====== 本文抜粋 ======
「全世代型社会保障」が行きついた世代間分断と対立
応能負担とベーシックサービス保障で乗り越える
昨年の衆議院選で石破政権が少数与党へと転落して以来、国民民主党と日本維新の会の存在感が増している。自民・公明の議席が過半数に達しない中、2025年度予算を成立させるための協議相手として選ばれたのが、この二つの政党だ。国民民主党と日本維新の会はこの間比較的に若い世代からの支持獲得を狙って、税と社会保障制度における世代間の不公平を批判し現役世代の負担軽減を求める主張を展開してきた。
例えば、日本維新の会は昨年の衆院選マニフェストで、「世代間不公平を打破する社会保障の抜本改革」を四大改革の一つに掲げ、「現役世代に不利な制度を徹底的に見直」すことを主張しており、今年2月に公表した「社会保険料を下げる改革案(たたき台)」でも、高齢者を支えるために現役世代に課されている負担が少子化を深刻化させる要因であるとして、医療費を年間で最低4兆円削減し現役世代一人当たり社会保険料を6万円引き下げるとしている。
====== 提供された行 ======
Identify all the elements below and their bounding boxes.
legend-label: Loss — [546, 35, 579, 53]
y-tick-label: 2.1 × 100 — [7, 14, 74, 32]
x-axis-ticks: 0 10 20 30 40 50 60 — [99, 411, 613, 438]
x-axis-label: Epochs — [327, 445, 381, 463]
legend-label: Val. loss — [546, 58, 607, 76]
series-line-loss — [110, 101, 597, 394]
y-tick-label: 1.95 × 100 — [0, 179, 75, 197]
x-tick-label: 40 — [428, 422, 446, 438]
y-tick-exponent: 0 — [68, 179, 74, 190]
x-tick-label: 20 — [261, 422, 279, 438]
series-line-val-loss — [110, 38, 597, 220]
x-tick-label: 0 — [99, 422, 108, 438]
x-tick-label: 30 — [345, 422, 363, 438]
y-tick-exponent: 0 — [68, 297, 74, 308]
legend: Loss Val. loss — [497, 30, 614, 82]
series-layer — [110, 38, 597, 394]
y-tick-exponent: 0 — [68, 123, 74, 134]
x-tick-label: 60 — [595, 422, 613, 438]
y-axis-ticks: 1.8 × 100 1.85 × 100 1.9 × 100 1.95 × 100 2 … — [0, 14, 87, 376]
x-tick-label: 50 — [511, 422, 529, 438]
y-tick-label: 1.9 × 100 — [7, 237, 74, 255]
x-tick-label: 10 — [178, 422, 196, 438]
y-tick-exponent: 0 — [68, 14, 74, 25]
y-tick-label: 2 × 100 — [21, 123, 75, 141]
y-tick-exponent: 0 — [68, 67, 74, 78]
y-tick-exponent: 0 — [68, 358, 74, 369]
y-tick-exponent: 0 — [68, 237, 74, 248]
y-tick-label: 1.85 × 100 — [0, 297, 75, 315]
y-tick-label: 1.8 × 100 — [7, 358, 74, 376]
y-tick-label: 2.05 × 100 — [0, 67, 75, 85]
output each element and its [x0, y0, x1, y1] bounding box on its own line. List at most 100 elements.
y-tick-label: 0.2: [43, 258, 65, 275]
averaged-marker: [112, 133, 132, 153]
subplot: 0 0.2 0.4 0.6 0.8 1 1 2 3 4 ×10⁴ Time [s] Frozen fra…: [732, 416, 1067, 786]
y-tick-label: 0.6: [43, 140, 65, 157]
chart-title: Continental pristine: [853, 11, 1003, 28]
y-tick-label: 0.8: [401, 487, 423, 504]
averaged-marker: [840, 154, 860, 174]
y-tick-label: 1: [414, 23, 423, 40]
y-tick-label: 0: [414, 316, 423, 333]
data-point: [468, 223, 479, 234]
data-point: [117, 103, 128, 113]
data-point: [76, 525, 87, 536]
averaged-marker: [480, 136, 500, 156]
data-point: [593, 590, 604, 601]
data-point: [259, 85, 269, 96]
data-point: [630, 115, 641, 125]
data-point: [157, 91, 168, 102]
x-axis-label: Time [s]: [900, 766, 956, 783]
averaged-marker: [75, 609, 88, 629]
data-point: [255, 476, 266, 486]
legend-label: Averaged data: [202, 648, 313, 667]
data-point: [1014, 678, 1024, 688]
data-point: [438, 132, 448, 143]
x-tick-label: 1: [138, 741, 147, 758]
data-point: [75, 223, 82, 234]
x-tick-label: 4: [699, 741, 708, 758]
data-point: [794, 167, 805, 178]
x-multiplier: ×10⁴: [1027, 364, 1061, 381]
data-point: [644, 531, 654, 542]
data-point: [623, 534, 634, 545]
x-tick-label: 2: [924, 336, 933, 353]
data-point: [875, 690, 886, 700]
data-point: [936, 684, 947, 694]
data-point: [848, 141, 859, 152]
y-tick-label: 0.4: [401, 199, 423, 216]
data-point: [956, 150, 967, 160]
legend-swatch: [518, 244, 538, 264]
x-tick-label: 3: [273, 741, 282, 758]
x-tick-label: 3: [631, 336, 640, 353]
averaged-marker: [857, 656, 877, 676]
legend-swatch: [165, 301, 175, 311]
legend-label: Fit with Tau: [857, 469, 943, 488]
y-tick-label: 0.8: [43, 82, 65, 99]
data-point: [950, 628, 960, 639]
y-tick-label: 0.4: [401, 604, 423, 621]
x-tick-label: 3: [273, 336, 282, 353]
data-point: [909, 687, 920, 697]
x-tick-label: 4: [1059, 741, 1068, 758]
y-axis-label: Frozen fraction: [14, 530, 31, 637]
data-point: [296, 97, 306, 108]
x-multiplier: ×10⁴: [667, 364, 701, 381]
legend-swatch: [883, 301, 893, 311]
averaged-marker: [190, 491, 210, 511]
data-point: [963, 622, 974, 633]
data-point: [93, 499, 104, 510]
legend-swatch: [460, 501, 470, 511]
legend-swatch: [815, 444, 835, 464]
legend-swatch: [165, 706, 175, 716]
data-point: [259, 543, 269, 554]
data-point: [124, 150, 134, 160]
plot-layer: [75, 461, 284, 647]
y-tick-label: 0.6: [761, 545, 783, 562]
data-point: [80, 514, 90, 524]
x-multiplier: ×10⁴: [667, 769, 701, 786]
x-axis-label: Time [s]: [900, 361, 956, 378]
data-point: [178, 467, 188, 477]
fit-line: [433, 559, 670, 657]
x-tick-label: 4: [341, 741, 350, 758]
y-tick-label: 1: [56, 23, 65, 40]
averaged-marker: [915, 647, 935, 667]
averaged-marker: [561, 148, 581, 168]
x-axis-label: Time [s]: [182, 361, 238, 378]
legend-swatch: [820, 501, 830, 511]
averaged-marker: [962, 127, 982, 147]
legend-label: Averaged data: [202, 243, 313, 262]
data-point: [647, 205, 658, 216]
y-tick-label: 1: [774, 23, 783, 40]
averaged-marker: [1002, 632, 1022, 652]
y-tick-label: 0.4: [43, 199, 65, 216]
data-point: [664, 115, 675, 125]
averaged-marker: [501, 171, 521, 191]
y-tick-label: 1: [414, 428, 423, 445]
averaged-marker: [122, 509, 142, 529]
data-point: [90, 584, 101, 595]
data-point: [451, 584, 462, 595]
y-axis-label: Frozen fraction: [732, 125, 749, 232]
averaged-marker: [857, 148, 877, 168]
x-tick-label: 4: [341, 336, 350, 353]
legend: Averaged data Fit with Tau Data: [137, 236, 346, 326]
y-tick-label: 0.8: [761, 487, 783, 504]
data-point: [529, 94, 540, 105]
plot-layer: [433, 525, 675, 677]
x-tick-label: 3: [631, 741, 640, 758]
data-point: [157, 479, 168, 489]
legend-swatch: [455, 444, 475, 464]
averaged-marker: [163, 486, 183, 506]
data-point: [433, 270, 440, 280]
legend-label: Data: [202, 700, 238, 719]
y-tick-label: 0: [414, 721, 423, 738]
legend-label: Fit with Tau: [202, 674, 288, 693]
======
### 課題内容:
A - 本文のうち、「例えば、日本維新の会は昨年の」で始まり「6万円引き下げるとしている。」までの部分を一字一句違えずに書き写してください。
B - 次の三つの記述が本文と合っているか、それぞれ「はい」か「いいえ」で答え、判断の根拠となる本文の語句をそのまま引用してください。(i) 日本維新の会は医療費を年間で最低4兆円削減するとしている。(ii) 自民・公明の議席は過半数に達している。(iii) 「社会保険料を下げる改革案(たたき台)」は昨年12月に公表された。
これらの行は、本文とは別の出典から取られたものです。

### 解答一覧:
A -
例えば、日本維新の会は昨年の衆院選マニフェストで、「世代間不公平を打破する社会保障の抜本改革」を四大改革の一つに掲げ、「現役世代に不利な制度を徹底的に見直」すことを主張しており、今年2月に公表した「社会保険料を下げる改革案(たたき台)」でも、高齢者を支えるために現役世代に課されている負担が少子化を深刻化させる要因であるとして、医療費を年間で最低4兆円削減し現役世代一人当たり社会保険料を6万円引き下げるとしている。

B -
(i) はい。「医療費を年間で最低4兆円削減し」
(ii) いいえ。「自民・公明の議席が過半数に達しない中」
(iii) いいえ。「今年2月に公表した」